● Extracted records:
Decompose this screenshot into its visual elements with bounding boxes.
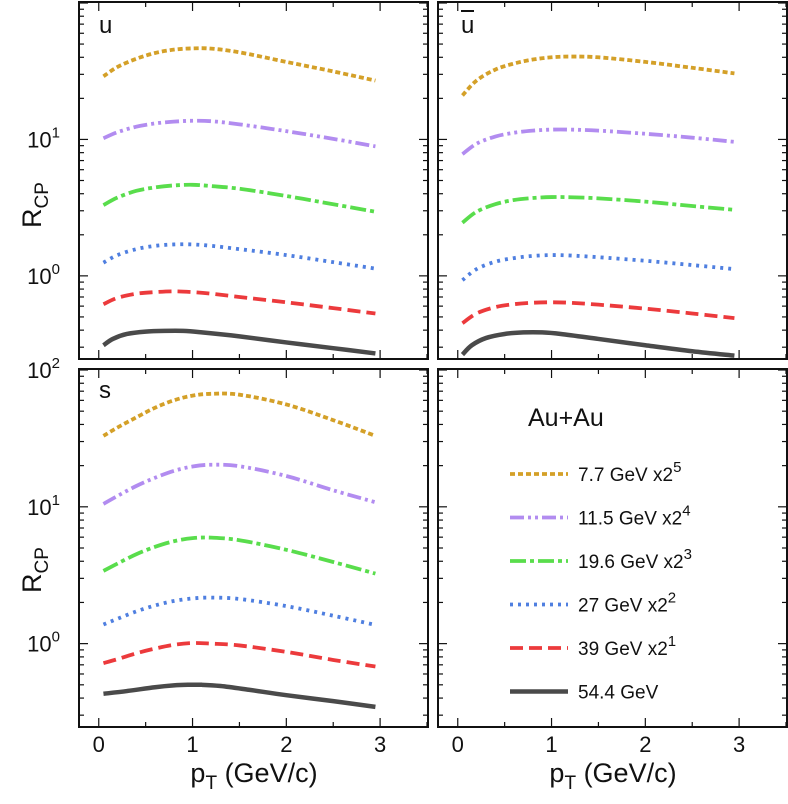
y-tick-labels: 100 101 100 101 102: [27, 124, 60, 656]
legend-label: 27 GeV x22: [578, 590, 676, 617]
x-axis-label-left: pT (GeV/c): [190, 758, 317, 794]
curve-s-54-4-gev: [103, 682, 376, 710]
panel-s-ticks: [80, 369, 428, 726]
legend-item-39-gev: 39 GeV x21: [510, 633, 676, 660]
curve-u-27-gev: [102, 242, 376, 271]
panel-u-ticks: [80, 2, 428, 358]
panel-u-frame: [78, 1, 429, 360]
x-tick-label: 1: [545, 732, 557, 757]
x-axis-label-right: pT (GeV/c): [549, 758, 676, 794]
legend-item-11-5-gev: 11.5 GeV x24: [510, 503, 691, 530]
curve-u-7-7-gev: [102, 46, 376, 83]
legend-title: Au+Au: [528, 404, 604, 432]
panel-u: u: [78, 1, 429, 360]
curve-ubar-19-6-gev: [461, 195, 735, 225]
curve-u-11-5-gev: [102, 118, 376, 149]
panel-ubar-frame: [437, 1, 788, 360]
panel-s-frame: [78, 368, 429, 728]
x-tick-label: 3: [733, 732, 745, 757]
legend-item-27-gev: 27 GeV x22: [510, 590, 676, 617]
y-tick-label: 100: [27, 261, 60, 289]
y-tick-label: 101: [27, 124, 60, 152]
curve-s-27-gev: [102, 595, 376, 627]
legend-label: 39 GeV x21: [578, 633, 676, 660]
panel-s-curves: [102, 391, 377, 710]
curve-s-39-gev: [102, 641, 376, 669]
legend-item-19-6-gev: 19.6 GeV x23: [510, 546, 692, 573]
legend-label: 11.5 GeV x24: [578, 503, 691, 530]
curve-s-7-7-gev: [102, 391, 377, 438]
y-tick-label: 102: [27, 355, 60, 383]
curve-s-11-5-gev: [102, 462, 376, 506]
legend-panel-ticks: [439, 369, 787, 726]
curve-ubar-11-5-gev: [461, 127, 735, 156]
curve-ubar-54-4-gev: [460, 329, 735, 358]
legend-item-54-4-gev: 54.4 GeV: [510, 683, 659, 704]
panel-s: s: [78, 368, 429, 728]
panel-legend: Au+Au 7.7 GeV x25 11.5 GeV x24 19.6 GeV x2…: [437, 368, 788, 728]
x-tick-label: 3: [374, 732, 386, 757]
x-tick-label: 0: [452, 732, 464, 757]
y-axis-label-bottom: RCP: [17, 547, 53, 593]
panel-ubar-ticks: [439, 2, 787, 358]
curve-u-19-6-gev: [102, 182, 376, 214]
panel-s-label: s: [99, 377, 111, 404]
x-tick-labels: 0 1 2 3 0 1 2 3: [93, 732, 746, 757]
curve-u-54-4-gev: [102, 328, 376, 356]
y-tick-label: 101: [27, 492, 60, 520]
panel-ubar-label: u: [461, 12, 474, 39]
legend-label: 7.7 GeV x25: [578, 459, 681, 486]
curve-u-39-gev: [102, 289, 376, 316]
x-tick-label: 2: [639, 732, 651, 757]
x-tick-label: 1: [186, 732, 198, 757]
legend-frame: [437, 368, 788, 728]
panel-u-label: u: [99, 12, 112, 39]
curve-ubar-27-gev: [461, 253, 735, 282]
panel-u-curves: [102, 46, 376, 356]
legend-label: 19.6 GeV x23: [578, 546, 692, 573]
x-tick-label: 0: [93, 732, 105, 757]
curve-s-19-6-gev: [102, 535, 376, 576]
legend-items: 7.7 GeV x25 11.5 GeV x24 19.6 GeV x23 27 Ge…: [510, 459, 692, 704]
legend-item-7-7-gev: 7.7 GeV x25: [510, 459, 681, 486]
legend-label: 54.4 GeV: [578, 683, 659, 704]
panel-ubar-curves: [460, 54, 735, 358]
curve-ubar-39-gev: [461, 300, 735, 325]
y-axis-label-top: RCP: [17, 182, 53, 228]
panel-ubar: u: [437, 1, 788, 360]
y-tick-label: 100: [27, 629, 60, 657]
curve-ubar-7-7-gev: [461, 54, 735, 97]
x-tick-label: 2: [280, 732, 292, 757]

● AIM: Please reproduce without changes the part of the records that opens with the line containing "y-tick-labels: 100 101" and closes with the line containing "x-tick-label: 3: [374, 732, 386, 757]", including both of those lines.

● COMPLETE RESPONSE:
y-tick-labels: 100 101 100 101 102: [27, 124, 60, 656]
legend-label: 27 GeV x22: [578, 590, 676, 617]
x-axis-label-left: pT (GeV/c): [190, 758, 317, 794]
curve-s-54-4-gev: [103, 682, 376, 710]
panel-s-ticks: [80, 369, 428, 726]
legend-item-39-gev: 39 GeV x21: [510, 633, 676, 660]
curve-u-27-gev: [102, 242, 376, 271]
panel-u-ticks: [80, 2, 428, 358]
panel-u-frame: [78, 1, 429, 360]
x-tick-label: 1: [545, 732, 557, 757]
x-axis-label-right: pT (GeV/c): [549, 758, 676, 794]
legend-item-11-5-gev: 11.5 GeV x24: [510, 503, 691, 530]
curve-u-7-7-gev: [102, 46, 376, 83]
legend-title: Au+Au: [528, 404, 604, 432]
panel-u: u: [78, 1, 429, 360]
curve-ubar-19-6-gev: [461, 195, 735, 225]
curve-u-11-5-gev: [102, 118, 376, 149]
panel-ubar-frame: [437, 1, 788, 360]
panel-s-frame: [78, 368, 429, 728]
x-tick-label: 3: [733, 732, 745, 757]
legend-item-27-gev: 27 GeV x22: [510, 590, 676, 617]
y-tick-label: 100: [27, 261, 60, 289]
y-tick-label: 101: [27, 124, 60, 152]
curve-s-27-gev: [102, 595, 376, 627]
legend-label: 39 GeV x21: [578, 633, 676, 660]
panel-s-curves: [102, 391, 377, 710]
curve-s-39-gev: [102, 641, 376, 669]
legend-item-19-6-gev: 19.6 GeV x23: [510, 546, 692, 573]
legend-label: 11.5 GeV x24: [578, 503, 691, 530]
curve-s-7-7-gev: [102, 391, 377, 438]
y-tick-label: 102: [27, 355, 60, 383]
curve-s-11-5-gev: [102, 462, 376, 506]
legend-panel-ticks: [439, 369, 787, 726]
curve-ubar-11-5-gev: [461, 127, 735, 156]
curve-ubar-54-4-gev: [460, 329, 735, 358]
legend-item-54-4-gev: 54.4 GeV: [510, 683, 659, 704]
panel-s: s: [78, 368, 429, 728]
panel-legend: Au+Au 7.7 GeV x25 11.5 GeV x24 19.6 GeV x2…: [437, 368, 788, 728]
x-tick-label: 3: [374, 732, 386, 757]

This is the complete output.